Dataset items:
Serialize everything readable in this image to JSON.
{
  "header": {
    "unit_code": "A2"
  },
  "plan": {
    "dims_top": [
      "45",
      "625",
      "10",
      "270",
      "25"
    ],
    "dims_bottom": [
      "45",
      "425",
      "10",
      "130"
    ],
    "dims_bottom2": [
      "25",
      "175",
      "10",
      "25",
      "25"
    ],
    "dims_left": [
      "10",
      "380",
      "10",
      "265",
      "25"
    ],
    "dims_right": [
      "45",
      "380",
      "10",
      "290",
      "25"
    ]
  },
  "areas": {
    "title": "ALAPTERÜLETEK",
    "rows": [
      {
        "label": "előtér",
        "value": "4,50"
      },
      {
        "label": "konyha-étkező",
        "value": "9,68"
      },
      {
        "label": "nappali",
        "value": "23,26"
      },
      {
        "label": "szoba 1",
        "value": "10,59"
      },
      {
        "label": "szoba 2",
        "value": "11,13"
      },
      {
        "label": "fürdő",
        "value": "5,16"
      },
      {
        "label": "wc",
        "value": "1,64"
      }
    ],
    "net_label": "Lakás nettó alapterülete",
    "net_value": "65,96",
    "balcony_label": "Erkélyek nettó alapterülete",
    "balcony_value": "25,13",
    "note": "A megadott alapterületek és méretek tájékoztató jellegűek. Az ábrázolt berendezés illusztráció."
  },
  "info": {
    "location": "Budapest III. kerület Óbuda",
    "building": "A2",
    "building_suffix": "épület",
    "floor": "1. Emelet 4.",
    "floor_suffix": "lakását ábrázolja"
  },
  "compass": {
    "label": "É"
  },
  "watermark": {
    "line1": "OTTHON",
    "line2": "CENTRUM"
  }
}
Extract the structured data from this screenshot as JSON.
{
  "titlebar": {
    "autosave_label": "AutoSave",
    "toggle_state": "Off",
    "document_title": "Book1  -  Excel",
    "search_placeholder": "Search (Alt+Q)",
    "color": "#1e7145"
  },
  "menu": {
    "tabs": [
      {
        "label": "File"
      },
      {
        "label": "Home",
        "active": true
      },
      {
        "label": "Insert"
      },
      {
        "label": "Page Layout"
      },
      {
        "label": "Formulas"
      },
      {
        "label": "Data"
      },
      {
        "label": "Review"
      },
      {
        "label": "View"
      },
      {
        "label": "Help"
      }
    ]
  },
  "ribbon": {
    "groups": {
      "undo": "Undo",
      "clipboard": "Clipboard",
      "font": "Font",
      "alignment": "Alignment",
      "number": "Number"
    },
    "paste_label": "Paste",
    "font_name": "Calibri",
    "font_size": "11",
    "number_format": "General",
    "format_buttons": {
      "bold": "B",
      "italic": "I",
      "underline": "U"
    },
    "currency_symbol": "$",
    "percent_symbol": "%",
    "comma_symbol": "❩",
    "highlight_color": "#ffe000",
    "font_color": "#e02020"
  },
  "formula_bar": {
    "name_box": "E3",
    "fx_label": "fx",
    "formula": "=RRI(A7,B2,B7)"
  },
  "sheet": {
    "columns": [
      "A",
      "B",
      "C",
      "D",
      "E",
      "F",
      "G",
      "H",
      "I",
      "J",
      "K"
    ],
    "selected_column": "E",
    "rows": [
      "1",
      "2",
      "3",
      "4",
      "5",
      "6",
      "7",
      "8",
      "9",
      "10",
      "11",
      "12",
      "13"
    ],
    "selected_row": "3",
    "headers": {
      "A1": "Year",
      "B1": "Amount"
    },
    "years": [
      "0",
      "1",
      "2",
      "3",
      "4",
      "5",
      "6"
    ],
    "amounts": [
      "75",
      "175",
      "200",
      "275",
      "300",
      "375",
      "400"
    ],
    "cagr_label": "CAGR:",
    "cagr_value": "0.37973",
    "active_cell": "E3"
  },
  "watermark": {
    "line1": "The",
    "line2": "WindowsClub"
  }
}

Objective: Would you reproduce all the entries exactly?

Result for this exercise:
Serialize everything readable in this image to JSON.
{
  "header": {
    "unit_code": "A2"
  },
  "plan": {
    "dims_top": [
      "45",
      "625",
      "10",
      "270",
      "25"
    ],
    "dims_bottom": [
      "45",
      "425",
      "10",
      "130"
    ],
    "dims_bottom2": [
      "25",
      "175",
      "10",
      "25",
      "25"
    ],
    "dims_left": [
      "10",
      "380",
      "10",
      "265",
      "25"
    ],
    "dims_right": [
      "45",
      "380",
      "10",
      "290",
      "25"
    ]
  },
  "areas": {
    "title": "ALAPTERÜLETEK",
    "rows": [
      {
        "label": "előtér",
        "value": "4,50"
      },
      {
        "label": "konyha-étkező",
        "value": "9,68"
      },
      {
        "label": "nappali",
        "value": "23,26"
      },
      {
        "label": "szoba 1",
        "value": "10,59"
      },
      {
        "label": "szoba 2",
        "value": "11,13"
      },
      {
        "label": "fürdő",
        "value": "5,16"
      },
      {
        "label": "wc",
        "value": "1,64"
      }
    ],
    "net_label": "Lakás nettó alapterülete",
    "net_value": "65,96",
    "balcony_label": "Erkélyek nettó alapterülete",
    "balcony_value": "25,13",
    "note": "A megadott alapterületek és méretek tájékoztató jellegűek. Az ábrázolt berendezés illusztráció."
  },
  "info": {
    "location": "Budapest III. kerület Óbuda",
    "building": "A2",
    "building_suffix": "épület",
    "floor": "1. Emelet 4.",
    "floor_suffix": "lakását ábrázolja"
  },
  "compass": {
    "label": "É"
  },
  "watermark": {
    "line1": "OTTHON",
    "line2": "CENTRUM"
  }
}
Extract the structured data from this screenshot as JSON.
{
  "titlebar": {
    "autosave_label": "AutoSave",
    "toggle_state": "Off",
    "document_title": "Book1  -  Excel",
    "search_placeholder": "Search (Alt+Q)",
    "color": "#1e7145"
  },
  "menu": {
    "tabs": [
      {
        "label": "File"
      },
      {
        "label": "Home",
        "active": true
      },
      {
        "label": "Insert"
      },
      {
        "label": "Page Layout"
      },
      {
        "label": "Formulas"
      },
      {
        "label": "Data"
      },
      {
        "label": "Review"
      },
      {
        "label": "View"
      },
      {
        "label": "Help"
      }
    ]
  },
  "ribbon": {
    "groups": {
      "undo": "Undo",
      "clipboard": "Clipboard",
      "font": "Font",
      "alignment": "Alignment",
      "number": "Number"
    },
    "paste_label": "Paste",
    "font_name": "Calibri",
    "font_size": "11",
    "number_format": "General",
    "format_buttons": {
      "bold": "B",
      "italic": "I",
      "underline": "U"
    },
    "currency_symbol": "$",
    "percent_symbol": "%",
    "comma_symbol": "❩",
    "highlight_color": "#ffe000",
    "font_color": "#e02020"
  },
  "formula_bar": {
    "name_box": "E3",
    "fx_label": "fx",
    "formula": "=RRI(A7,B2,B7)"
  },
  "sheet": {
    "columns": [
      "A",
      "B",
      "C",
      "D",
      "E",
      "F",
      "G",
      "H",
      "I",
      "J",
      "K"
    ],
    "selected_column": "E",
    "rows": [
      "1",
      "2",
      "3",
      "4",
      "5",
      "6",
      "7",
      "8",
      "9",
      "10",
      "11",
      "12",
      "13"
    ],
    "selected_row": "3",
    "headers": {
      "A1": "Year",
      "B1": "Amount"
    },
    "years": [
      "0",
      "1",
      "2",
      "3",
      "4",
      "5",
      "6"
    ],
    "amounts": [
      "75",
      "175",
      "200",
      "275",
      "300",
      "375",
      "400"
    ],
    "cagr_label": "CAGR:",
    "cagr_value": "0.37973",
    "active_cell": "E3"
  },
  "watermark": {
    "line1": "The",
    "line2": "WindowsClub"
  }
}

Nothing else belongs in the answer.